= Goal =
Return the data exactly, with all pictures removed.

** Start of Entries **

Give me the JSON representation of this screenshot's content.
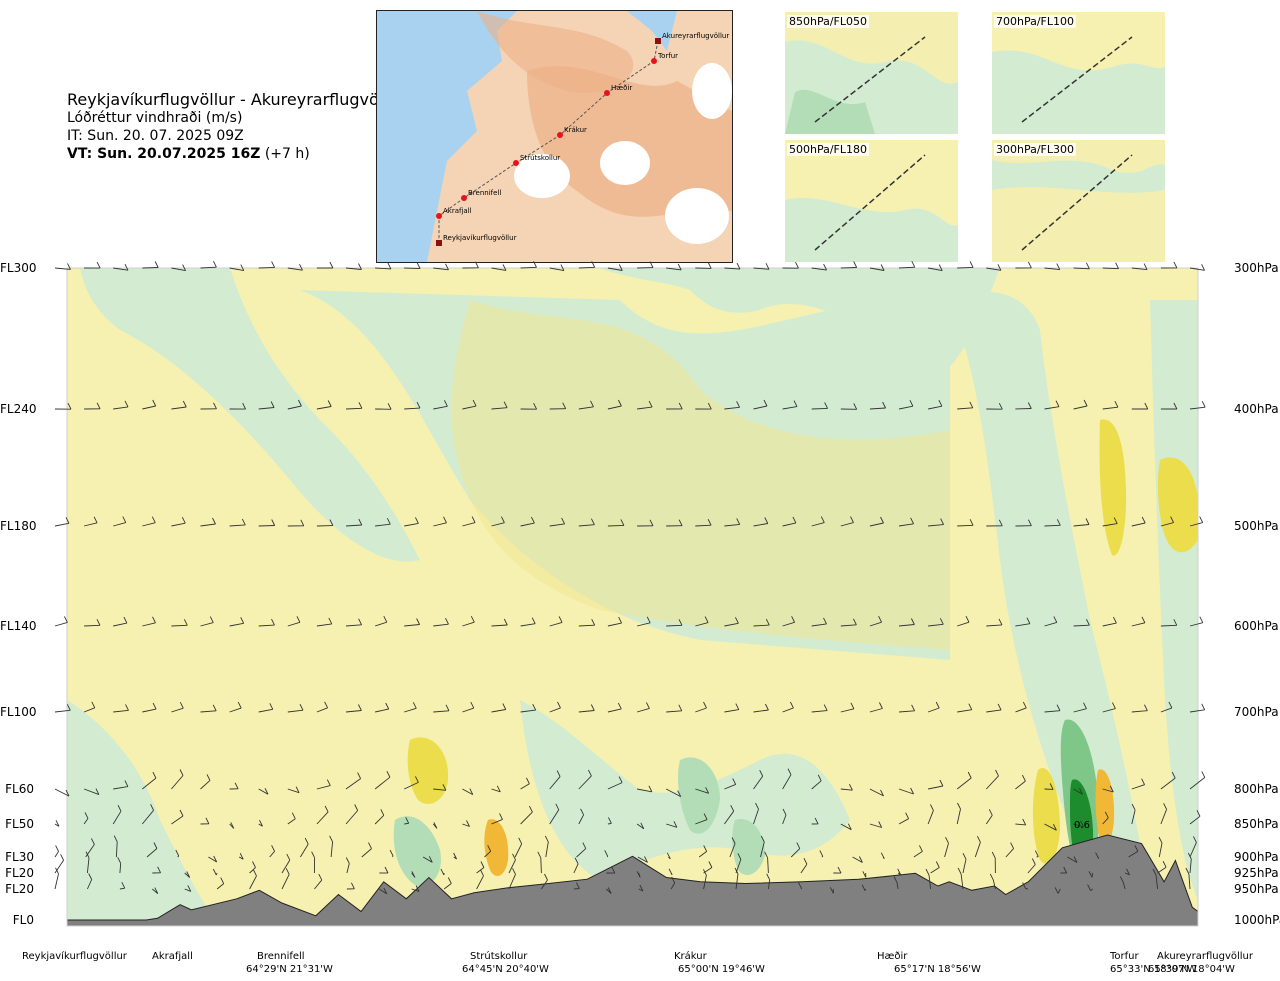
{
  "header": {
    "route": "Reykjavíkurflugvöllur - Akureyrarflugvöllur",
    "parameter": "Lóðréttur vindhraði (m/s)",
    "it": "IT: Sun. 20. 07. 2025 09Z",
    "vt_bold": "VT: Sun. 20.07.2025 16Z",
    "vt_offset": "(+7 h)"
  },
  "map": {
    "stations": [
      {
        "name": "Akureyrarflugvöllur",
        "marker": "square"
      },
      {
        "name": "Torfur",
        "marker": "circle"
      },
      {
        "name": "Hæðir",
        "marker": "circle"
      },
      {
        "name": "Krákur",
        "marker": "circle"
      },
      {
        "name": "Strútskollur",
        "marker": "circle"
      },
      {
        "name": "Brennifell",
        "marker": "circle"
      },
      {
        "name": "Akrafjall",
        "marker": "circle"
      },
      {
        "name": "Reykjavíkurflugvöllur",
        "marker": "square"
      }
    ],
    "colors": {
      "sea": "#a9d2f0",
      "land": "#f4d4b4",
      "high_land": "#ecb088",
      "ice": "#ffffff",
      "route_marker": "#e8121c"
    }
  },
  "panels": [
    {
      "label": "850hPa/FL050"
    },
    {
      "label": "700hPa/FL100"
    },
    {
      "label": "500hPa/FL180"
    },
    {
      "label": "300hPa/FL300"
    }
  ],
  "levels": [
    {
      "fl": "FL300",
      "hpa": "300hPa"
    },
    {
      "fl": "FL240",
      "hpa": "400hPa"
    },
    {
      "fl": "FL180",
      "hpa": "500hPa"
    },
    {
      "fl": "FL140",
      "hpa": "600hPa"
    },
    {
      "fl": "FL100",
      "hpa": "700hPa"
    },
    {
      "fl": "FL60",
      "hpa": "800hPa"
    },
    {
      "fl": "FL50",
      "hpa": "850hPa"
    },
    {
      "fl": "FL30",
      "hpa": "900hPa"
    },
    {
      "fl": "FL20",
      "hpa": "925hPa"
    },
    {
      "fl": "FL20",
      "hpa": "950hPa"
    },
    {
      "fl": "FL0",
      "hpa": "1000hPa"
    }
  ],
  "bottom_labels": [
    {
      "name": "Reykjavíkurflugvöllur",
      "coord": ""
    },
    {
      "name": "Akrafjall",
      "coord": ""
    },
    {
      "name": "Brennifell",
      "coord": "64°29'N 21°31'W"
    },
    {
      "name": "Strútskollur",
      "coord": "64°45'N 20°40'W"
    },
    {
      "name": "Krákur",
      "coord": "65°00'N 19°46'W"
    },
    {
      "name": "Hæðir",
      "coord": "65°17'N 18°56'W"
    },
    {
      "name": "Torfur",
      "coord": "65°33'N 18°07'W"
    },
    {
      "name": "Akureyrarflugvöllur",
      "coord": "65°39'N 18°04'W"
    }
  ],
  "annotations": {
    "peak_value": "0.6"
  },
  "chart_data": {
    "type": "heatmap",
    "colors": {
      "strong_down": "#1c8c2c",
      "moderate_down": "#7fc788",
      "weak_down": "#b2ddb6",
      "very_weak_down": "#d3ecd1",
      "neutral": "#fcfde6",
      "very_weak_up": "#f6f1b0",
      "weak_up": "#f0e694",
      "moderate_up": "#ecdd4c",
      "strong_up": "#f0b836",
      "terrain": "#808080"
    },
    "terrain_profile_fraction": [
      0.0,
      0.0,
      0.0,
      0.0,
      0.02,
      0.18,
      0.12,
      0.25,
      0.35,
      0.2,
      0.05,
      0.3,
      0.1,
      0.45,
      0.25,
      0.5,
      0.25,
      0.32,
      0.38,
      0.42,
      0.48,
      0.75,
      0.5,
      0.45,
      0.43,
      0.45,
      0.48,
      0.52,
      0.55,
      0.4,
      0.45,
      0.35,
      0.4,
      0.3,
      0.45,
      0.85,
      1.0,
      0.9,
      0.45,
      0.7,
      0.15,
      0.1,
      0.05,
      0.03
    ],
    "terrain_distance_fraction": [
      0.0,
      0.02,
      0.05,
      0.07,
      0.08,
      0.1,
      0.11,
      0.15,
      0.17,
      0.19,
      0.22,
      0.24,
      0.26,
      0.28,
      0.3,
      0.32,
      0.34,
      0.36,
      0.39,
      0.42,
      0.46,
      0.5,
      0.53,
      0.56,
      0.6,
      0.65,
      0.7,
      0.73,
      0.75,
      0.77,
      0.78,
      0.8,
      0.82,
      0.83,
      0.85,
      0.88,
      0.92,
      0.95,
      0.97,
      0.98,
      0.995,
      1.0,
      1.0,
      1.0
    ]
  }
}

** End of Entries **

= Result for this task =
Give me the JSON representation of this screenshot's content.
{
  "header": {
    "route": "Reykjavíkurflugvöllur - Akureyrarflugvöllur",
    "parameter": "Lóðréttur vindhraði (m/s)",
    "it": "IT: Sun. 20. 07. 2025 09Z",
    "vt_bold": "VT: Sun. 20.07.2025 16Z",
    "vt_offset": "(+7 h)"
  },
  "map": {
    "stations": [
      {
        "name": "Akureyrarflugvöllur",
        "marker": "square"
      },
      {
        "name": "Torfur",
        "marker": "circle"
      },
      {
        "name": "Hæðir",
        "marker": "circle"
      },
      {
        "name": "Krákur",
        "marker": "circle"
      },
      {
        "name": "Strútskollur",
        "marker": "circle"
      },
      {
        "name": "Brennifell",
        "marker": "circle"
      },
      {
        "name": "Akrafjall",
        "marker": "circle"
      },
      {
        "name": "Reykjavíkurflugvöllur",
        "marker": "square"
      }
    ],
    "colors": {
      "sea": "#a9d2f0",
      "land": "#f4d4b4",
      "high_land": "#ecb088",
      "ice": "#ffffff",
      "route_marker": "#e8121c"
    }
  },
  "panels": [
    {
      "label": "850hPa/FL050"
    },
    {
      "label": "700hPa/FL100"
    },
    {
      "label": "500hPa/FL180"
    },
    {
      "label": "300hPa/FL300"
    }
  ],
  "levels": [
    {
      "fl": "FL300",
      "hpa": "300hPa"
    },
    {
      "fl": "FL240",
      "hpa": "400hPa"
    },
    {
      "fl": "FL180",
      "hpa": "500hPa"
    },
    {
      "fl": "FL140",
      "hpa": "600hPa"
    },
    {
      "fl": "FL100",
      "hpa": "700hPa"
    },
    {
      "fl": "FL60",
      "hpa": "800hPa"
    },
    {
      "fl": "FL50",
      "hpa": "850hPa"
    },
    {
      "fl": "FL30",
      "hpa": "900hPa"
    },
    {
      "fl": "FL20",
      "hpa": "925hPa"
    },
    {
      "fl": "FL20",
      "hpa": "950hPa"
    },
    {
      "fl": "FL0",
      "hpa": "1000hPa"
    }
  ],
  "bottom_labels": [
    {
      "name": "Reykjavíkurflugvöllur",
      "coord": ""
    },
    {
      "name": "Akrafjall",
      "coord": ""
    },
    {
      "name": "Brennifell",
      "coord": "64°29'N 21°31'W"
    },
    {
      "name": "Strútskollur",
      "coord": "64°45'N 20°40'W"
    },
    {
      "name": "Krákur",
      "coord": "65°00'N 19°46'W"
    },
    {
      "name": "Hæðir",
      "coord": "65°17'N 18°56'W"
    },
    {
      "name": "Torfur",
      "coord": "65°33'N 18°07'W"
    },
    {
      "name": "Akureyrarflugvöllur",
      "coord": "65°39'N 18°04'W"
    }
  ],
  "annotations": {
    "peak_value": "0.6"
  },
  "chart_data": {
    "type": "heatmap",
    "colors": {
      "strong_down": "#1c8c2c",
      "moderate_down": "#7fc788",
      "weak_down": "#b2ddb6",
      "very_weak_down": "#d3ecd1",
      "neutral": "#fcfde6",
      "very_weak_up": "#f6f1b0",
      "weak_up": "#f0e694",
      "moderate_up": "#ecdd4c",
      "strong_up": "#f0b836",
      "terrain": "#808080"
    },
    "terrain_profile_fraction": [
      0.0,
      0.0,
      0.0,
      0.0,
      0.02,
      0.18,
      0.12,
      0.25,
      0.35,
      0.2,
      0.05,
      0.3,
      0.1,
      0.45,
      0.25,
      0.5,
      0.25,
      0.32,
      0.38,
      0.42,
      0.48,
      0.75,
      0.5,
      0.45,
      0.43,
      0.45,
      0.48,
      0.52,
      0.55,
      0.4,
      0.45,
      0.35,
      0.4,
      0.3,
      0.45,
      0.85,
      1.0,
      0.9,
      0.45,
      0.7,
      0.15,
      0.1,
      0.05,
      0.03
    ],
    "terrain_distance_fraction": [
      0.0,
      0.02,
      0.05,
      0.07,
      0.08,
      0.1,
      0.11,
      0.15,
      0.17,
      0.19,
      0.22,
      0.24,
      0.26,
      0.28,
      0.3,
      0.32,
      0.34,
      0.36,
      0.39,
      0.42,
      0.46,
      0.5,
      0.53,
      0.56,
      0.6,
      0.65,
      0.7,
      0.73,
      0.75,
      0.77,
      0.78,
      0.8,
      0.82,
      0.83,
      0.85,
      0.88,
      0.92,
      0.95,
      0.97,
      0.98,
      0.995,
      1.0,
      1.0,
      1.0
    ]
  }
}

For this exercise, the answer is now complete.